TO DO: Lines holding the string "title" are the ones to copy; find them all in the data.

INPUT MATERIAL:
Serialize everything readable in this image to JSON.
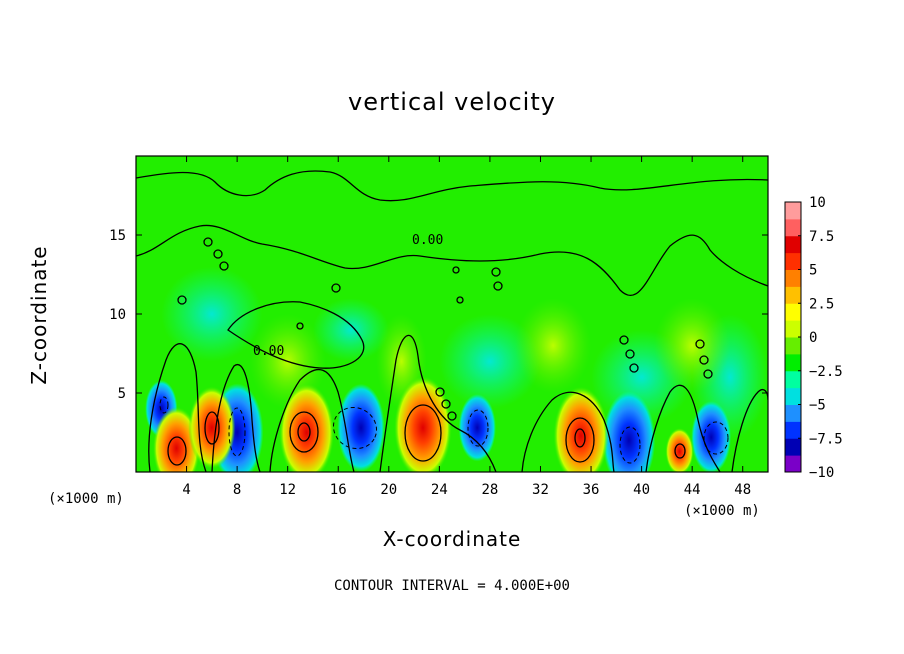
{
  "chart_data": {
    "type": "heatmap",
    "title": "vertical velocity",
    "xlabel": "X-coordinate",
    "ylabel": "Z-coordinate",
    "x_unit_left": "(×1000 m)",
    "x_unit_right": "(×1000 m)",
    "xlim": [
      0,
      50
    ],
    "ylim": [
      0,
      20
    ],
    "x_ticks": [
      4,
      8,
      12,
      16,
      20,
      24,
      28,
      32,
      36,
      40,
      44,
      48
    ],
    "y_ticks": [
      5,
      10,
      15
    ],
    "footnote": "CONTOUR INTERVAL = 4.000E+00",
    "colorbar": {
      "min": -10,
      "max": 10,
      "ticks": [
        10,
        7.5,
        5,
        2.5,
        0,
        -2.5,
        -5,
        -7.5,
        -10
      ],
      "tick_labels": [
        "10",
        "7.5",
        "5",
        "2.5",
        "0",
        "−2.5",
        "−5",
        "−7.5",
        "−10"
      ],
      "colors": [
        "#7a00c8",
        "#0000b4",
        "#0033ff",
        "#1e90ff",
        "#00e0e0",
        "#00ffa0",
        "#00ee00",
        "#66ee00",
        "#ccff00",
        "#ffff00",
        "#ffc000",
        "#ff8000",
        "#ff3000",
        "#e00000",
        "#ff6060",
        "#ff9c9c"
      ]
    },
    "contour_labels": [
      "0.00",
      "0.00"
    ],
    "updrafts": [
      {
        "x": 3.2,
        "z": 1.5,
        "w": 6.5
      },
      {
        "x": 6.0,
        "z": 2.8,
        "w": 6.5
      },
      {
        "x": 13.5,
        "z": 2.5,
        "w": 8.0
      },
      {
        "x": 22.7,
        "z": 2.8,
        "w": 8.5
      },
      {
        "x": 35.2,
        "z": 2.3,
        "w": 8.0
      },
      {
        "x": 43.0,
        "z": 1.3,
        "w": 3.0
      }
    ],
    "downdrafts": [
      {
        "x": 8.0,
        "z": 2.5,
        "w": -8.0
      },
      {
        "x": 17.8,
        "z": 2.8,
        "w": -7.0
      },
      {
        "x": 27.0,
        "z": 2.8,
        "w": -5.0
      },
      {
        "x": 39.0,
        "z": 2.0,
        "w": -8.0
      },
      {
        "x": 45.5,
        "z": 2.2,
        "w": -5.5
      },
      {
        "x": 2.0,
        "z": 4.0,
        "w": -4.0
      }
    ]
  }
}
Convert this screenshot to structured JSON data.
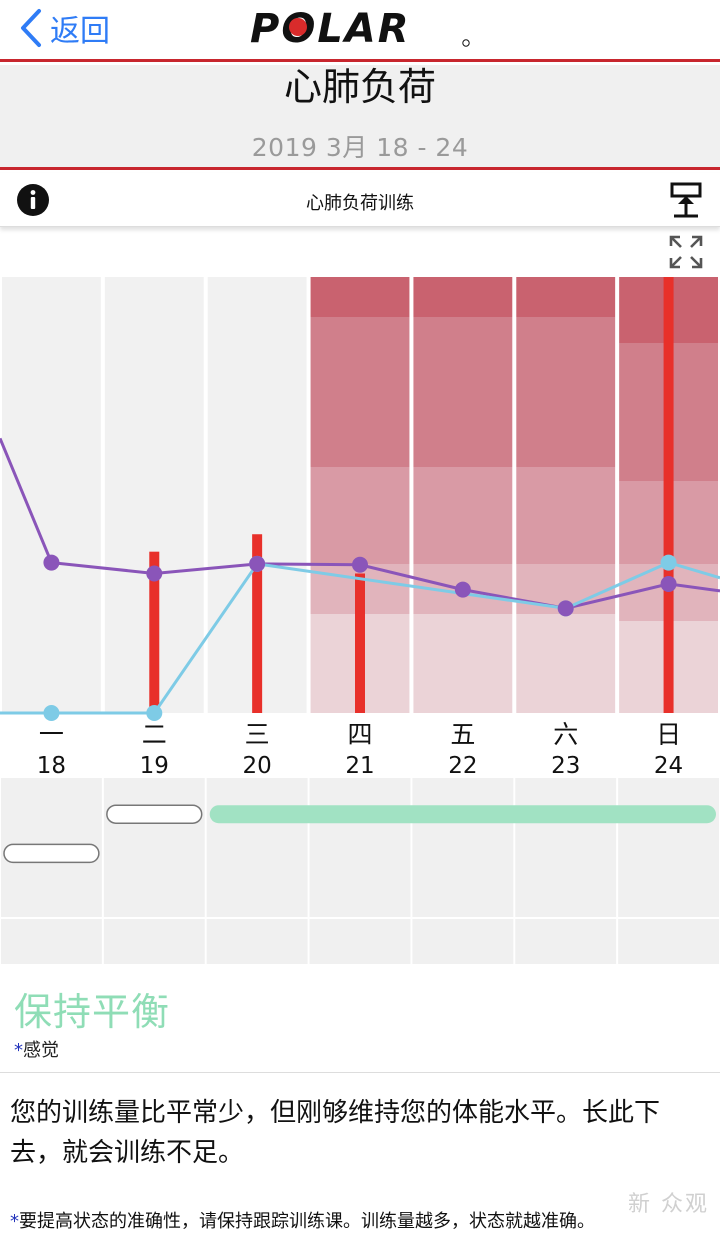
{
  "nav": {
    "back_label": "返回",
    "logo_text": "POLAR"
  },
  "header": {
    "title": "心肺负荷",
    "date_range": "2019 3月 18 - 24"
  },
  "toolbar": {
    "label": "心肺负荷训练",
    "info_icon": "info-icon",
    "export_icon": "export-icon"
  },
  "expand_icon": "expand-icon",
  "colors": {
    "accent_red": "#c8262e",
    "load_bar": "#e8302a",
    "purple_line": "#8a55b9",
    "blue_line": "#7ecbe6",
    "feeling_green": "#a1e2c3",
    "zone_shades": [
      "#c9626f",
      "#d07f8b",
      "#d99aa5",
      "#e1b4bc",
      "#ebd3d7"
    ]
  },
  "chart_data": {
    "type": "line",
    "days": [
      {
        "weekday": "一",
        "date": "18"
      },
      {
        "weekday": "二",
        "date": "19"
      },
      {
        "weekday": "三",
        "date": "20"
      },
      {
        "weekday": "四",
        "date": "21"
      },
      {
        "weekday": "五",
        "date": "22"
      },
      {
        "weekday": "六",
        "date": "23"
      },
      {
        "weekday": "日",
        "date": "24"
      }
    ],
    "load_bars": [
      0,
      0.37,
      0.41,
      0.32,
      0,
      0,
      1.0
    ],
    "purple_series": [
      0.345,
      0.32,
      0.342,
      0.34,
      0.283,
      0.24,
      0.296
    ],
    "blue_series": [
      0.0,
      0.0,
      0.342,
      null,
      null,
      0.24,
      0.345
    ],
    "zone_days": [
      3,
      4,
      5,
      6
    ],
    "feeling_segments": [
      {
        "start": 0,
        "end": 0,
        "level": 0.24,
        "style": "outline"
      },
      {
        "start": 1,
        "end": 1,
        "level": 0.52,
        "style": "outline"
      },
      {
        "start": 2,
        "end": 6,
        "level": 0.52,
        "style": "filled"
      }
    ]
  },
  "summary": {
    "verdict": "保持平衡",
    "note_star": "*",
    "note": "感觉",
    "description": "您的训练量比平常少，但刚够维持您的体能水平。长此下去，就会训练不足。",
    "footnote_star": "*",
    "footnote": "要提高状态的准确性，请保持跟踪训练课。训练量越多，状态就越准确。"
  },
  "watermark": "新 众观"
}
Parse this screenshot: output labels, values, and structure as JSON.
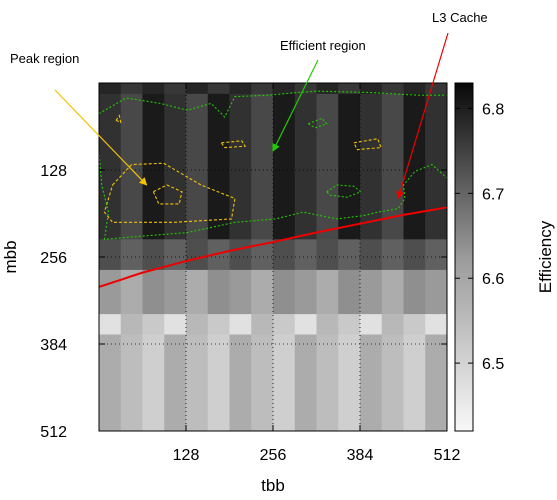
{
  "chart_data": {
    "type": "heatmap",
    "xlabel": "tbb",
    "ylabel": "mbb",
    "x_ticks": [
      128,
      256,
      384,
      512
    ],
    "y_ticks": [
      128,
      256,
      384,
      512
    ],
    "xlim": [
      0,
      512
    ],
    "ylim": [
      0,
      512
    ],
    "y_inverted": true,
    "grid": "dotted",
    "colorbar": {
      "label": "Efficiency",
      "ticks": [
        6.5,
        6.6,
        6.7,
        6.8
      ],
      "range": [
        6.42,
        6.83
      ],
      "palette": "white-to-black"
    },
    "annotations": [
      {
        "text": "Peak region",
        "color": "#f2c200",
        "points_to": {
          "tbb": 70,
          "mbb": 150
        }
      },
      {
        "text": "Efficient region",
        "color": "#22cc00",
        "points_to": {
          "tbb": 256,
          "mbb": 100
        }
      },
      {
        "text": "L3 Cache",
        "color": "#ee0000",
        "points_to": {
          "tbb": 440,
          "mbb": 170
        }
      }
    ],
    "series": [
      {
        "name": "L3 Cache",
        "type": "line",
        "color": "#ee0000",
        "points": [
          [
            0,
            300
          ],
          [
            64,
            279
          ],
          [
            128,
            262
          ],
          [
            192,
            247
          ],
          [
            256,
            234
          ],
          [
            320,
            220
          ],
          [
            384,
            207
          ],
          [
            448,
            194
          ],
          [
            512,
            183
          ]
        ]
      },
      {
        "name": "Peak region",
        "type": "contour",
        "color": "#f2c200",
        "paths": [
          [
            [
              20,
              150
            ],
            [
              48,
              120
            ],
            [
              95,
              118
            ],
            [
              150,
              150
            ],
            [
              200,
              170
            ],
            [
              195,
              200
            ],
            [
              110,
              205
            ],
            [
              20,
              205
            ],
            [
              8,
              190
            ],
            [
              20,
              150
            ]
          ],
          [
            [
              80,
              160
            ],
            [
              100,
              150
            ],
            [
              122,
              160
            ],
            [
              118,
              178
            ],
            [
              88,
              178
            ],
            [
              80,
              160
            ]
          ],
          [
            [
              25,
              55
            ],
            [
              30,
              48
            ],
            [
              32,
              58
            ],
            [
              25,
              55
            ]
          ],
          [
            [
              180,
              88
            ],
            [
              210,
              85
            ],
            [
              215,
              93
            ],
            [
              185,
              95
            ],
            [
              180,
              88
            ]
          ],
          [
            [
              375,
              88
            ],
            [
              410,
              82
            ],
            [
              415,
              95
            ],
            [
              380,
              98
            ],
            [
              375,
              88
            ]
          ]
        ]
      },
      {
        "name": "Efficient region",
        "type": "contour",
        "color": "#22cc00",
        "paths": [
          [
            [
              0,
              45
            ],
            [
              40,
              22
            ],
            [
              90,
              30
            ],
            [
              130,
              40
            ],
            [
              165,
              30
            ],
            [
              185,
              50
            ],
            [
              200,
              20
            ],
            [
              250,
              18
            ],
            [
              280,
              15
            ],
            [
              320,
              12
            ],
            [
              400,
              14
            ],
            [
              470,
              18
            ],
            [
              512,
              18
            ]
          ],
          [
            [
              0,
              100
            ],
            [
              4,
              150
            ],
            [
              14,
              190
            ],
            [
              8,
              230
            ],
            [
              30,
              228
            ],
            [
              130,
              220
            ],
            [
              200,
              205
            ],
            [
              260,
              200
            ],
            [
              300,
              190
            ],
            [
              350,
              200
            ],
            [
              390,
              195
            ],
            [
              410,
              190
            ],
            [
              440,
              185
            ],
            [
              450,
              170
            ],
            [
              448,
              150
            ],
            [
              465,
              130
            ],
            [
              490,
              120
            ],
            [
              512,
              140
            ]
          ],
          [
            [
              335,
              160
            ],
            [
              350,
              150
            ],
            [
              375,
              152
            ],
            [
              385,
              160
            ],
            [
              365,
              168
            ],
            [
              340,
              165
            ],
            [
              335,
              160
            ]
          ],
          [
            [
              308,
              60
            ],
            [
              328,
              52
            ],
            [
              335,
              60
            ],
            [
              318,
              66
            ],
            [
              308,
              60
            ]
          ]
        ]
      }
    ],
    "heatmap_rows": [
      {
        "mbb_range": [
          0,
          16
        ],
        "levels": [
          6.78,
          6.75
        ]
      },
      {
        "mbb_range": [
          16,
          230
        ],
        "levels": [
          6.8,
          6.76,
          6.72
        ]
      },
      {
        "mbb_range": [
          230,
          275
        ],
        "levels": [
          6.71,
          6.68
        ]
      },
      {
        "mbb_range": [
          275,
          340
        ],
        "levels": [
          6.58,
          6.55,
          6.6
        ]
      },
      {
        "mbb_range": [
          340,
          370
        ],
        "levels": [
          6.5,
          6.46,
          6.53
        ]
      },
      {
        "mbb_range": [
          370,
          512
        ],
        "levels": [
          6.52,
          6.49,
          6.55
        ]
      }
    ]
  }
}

SOLUTION BELOW:
    "title": "vertical velocity",
    "title": "心肺负荷",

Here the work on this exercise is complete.